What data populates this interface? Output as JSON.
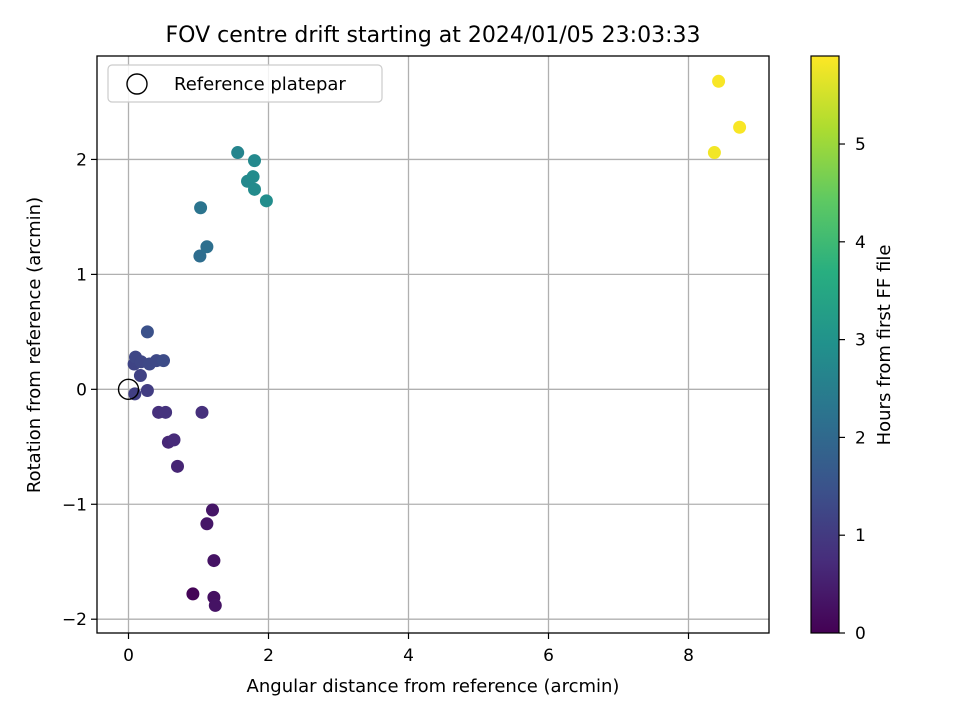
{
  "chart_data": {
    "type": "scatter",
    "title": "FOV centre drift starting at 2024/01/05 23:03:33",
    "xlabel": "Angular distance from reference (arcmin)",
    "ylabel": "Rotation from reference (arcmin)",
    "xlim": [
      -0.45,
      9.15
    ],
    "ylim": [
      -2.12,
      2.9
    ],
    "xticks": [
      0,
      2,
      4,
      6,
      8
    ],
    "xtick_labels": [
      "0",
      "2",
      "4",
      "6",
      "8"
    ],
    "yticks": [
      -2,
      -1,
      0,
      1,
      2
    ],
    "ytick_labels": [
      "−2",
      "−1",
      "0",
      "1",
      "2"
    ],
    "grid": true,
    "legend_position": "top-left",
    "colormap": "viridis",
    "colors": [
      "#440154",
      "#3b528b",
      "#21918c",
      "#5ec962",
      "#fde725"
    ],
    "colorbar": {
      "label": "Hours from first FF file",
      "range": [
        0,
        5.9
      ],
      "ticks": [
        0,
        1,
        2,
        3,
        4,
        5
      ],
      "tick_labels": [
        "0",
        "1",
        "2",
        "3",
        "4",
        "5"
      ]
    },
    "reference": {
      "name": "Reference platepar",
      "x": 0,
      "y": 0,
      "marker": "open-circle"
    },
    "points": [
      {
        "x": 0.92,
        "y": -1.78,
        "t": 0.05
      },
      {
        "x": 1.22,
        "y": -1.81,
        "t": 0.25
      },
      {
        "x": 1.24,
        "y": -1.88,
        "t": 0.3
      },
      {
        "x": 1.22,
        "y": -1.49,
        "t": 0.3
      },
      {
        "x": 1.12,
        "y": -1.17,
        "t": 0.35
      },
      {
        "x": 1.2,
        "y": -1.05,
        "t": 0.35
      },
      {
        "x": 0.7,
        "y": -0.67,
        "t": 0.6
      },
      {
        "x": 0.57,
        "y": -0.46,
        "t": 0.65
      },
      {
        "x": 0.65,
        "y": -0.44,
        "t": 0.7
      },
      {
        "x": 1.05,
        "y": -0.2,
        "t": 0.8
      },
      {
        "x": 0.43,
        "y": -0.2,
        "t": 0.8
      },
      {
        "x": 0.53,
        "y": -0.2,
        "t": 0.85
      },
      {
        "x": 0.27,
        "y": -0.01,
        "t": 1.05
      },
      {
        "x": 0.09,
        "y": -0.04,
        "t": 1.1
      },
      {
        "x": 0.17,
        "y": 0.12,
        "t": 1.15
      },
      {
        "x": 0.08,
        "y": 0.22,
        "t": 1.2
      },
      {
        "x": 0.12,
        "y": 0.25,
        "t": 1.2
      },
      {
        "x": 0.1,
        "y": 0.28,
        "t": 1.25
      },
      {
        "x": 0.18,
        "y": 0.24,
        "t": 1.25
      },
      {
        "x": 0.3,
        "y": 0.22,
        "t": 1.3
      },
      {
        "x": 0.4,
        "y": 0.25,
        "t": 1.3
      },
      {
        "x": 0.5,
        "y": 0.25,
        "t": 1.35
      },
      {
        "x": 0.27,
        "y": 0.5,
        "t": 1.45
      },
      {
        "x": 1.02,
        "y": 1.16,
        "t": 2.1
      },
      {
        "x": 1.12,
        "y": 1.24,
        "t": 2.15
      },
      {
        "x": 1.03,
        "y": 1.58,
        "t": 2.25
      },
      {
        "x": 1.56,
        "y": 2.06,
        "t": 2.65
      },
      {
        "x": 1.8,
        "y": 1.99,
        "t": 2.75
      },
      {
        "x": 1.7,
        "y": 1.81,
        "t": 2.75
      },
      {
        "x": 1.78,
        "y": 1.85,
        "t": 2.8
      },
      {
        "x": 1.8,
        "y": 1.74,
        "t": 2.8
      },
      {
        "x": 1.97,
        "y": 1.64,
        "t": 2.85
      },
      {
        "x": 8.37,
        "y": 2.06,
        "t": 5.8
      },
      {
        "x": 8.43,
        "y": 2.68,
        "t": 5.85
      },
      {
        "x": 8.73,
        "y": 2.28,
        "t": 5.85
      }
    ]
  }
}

——

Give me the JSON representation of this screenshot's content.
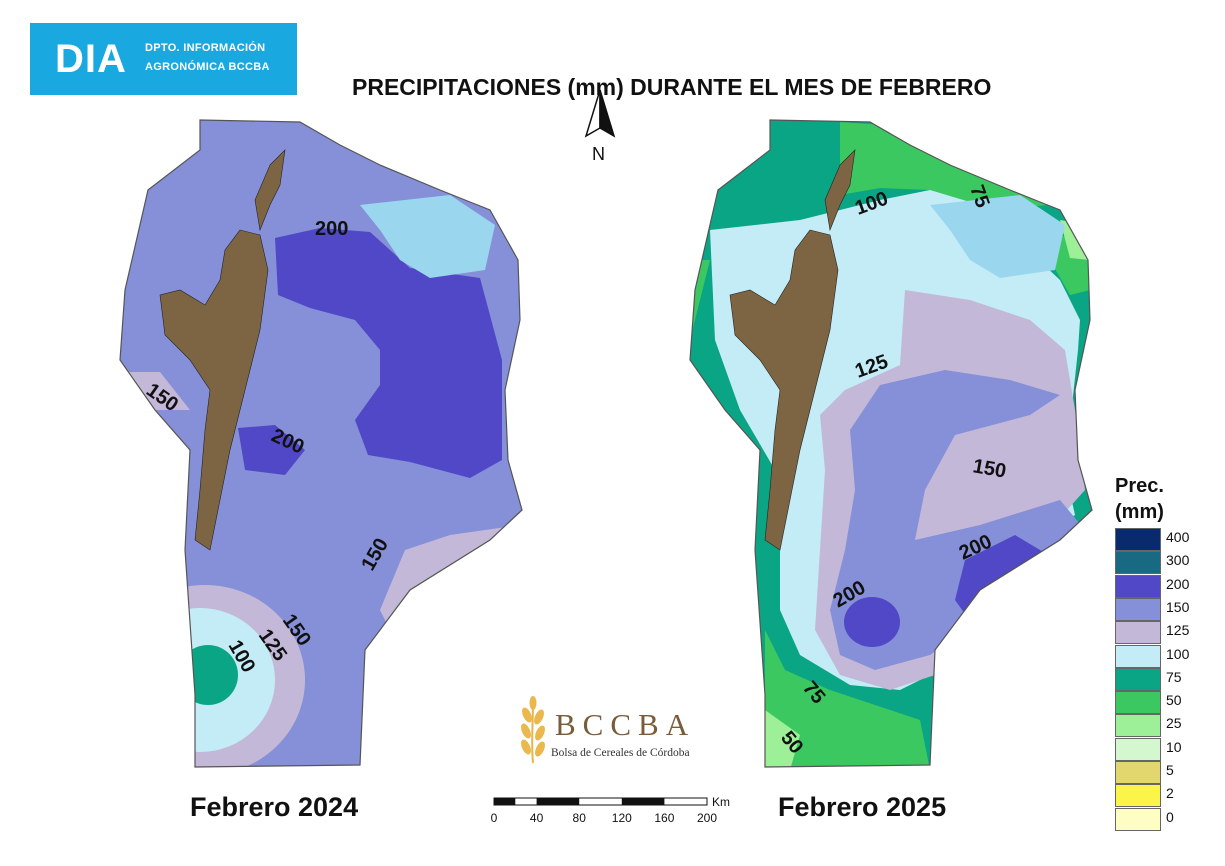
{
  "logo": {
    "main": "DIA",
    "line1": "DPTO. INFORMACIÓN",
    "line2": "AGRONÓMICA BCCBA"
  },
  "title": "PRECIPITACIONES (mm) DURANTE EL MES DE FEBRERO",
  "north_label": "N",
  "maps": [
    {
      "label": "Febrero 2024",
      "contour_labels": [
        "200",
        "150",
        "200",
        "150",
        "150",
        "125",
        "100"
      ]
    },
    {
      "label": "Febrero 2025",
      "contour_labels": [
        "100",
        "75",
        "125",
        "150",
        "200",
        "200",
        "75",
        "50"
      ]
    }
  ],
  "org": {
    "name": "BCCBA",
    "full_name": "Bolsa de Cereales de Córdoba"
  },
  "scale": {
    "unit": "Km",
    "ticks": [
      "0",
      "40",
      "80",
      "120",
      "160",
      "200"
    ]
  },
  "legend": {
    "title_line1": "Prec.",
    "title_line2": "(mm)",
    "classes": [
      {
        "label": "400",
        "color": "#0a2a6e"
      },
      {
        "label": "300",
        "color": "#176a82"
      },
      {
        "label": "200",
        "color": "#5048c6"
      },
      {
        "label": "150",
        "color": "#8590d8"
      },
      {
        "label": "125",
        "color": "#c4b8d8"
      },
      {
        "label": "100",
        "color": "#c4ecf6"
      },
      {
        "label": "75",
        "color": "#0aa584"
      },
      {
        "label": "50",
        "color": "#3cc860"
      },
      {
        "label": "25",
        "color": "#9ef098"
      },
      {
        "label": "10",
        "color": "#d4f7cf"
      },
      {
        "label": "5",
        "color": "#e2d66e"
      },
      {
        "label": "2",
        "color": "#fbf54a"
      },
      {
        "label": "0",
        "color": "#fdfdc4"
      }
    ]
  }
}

——

Copy each line of the records containing the string "arcmin".

** Response **
    "xlabel": "Angular distance from reference (arcmin)",
    "ylabel": "Rotation from reference (arcmin)",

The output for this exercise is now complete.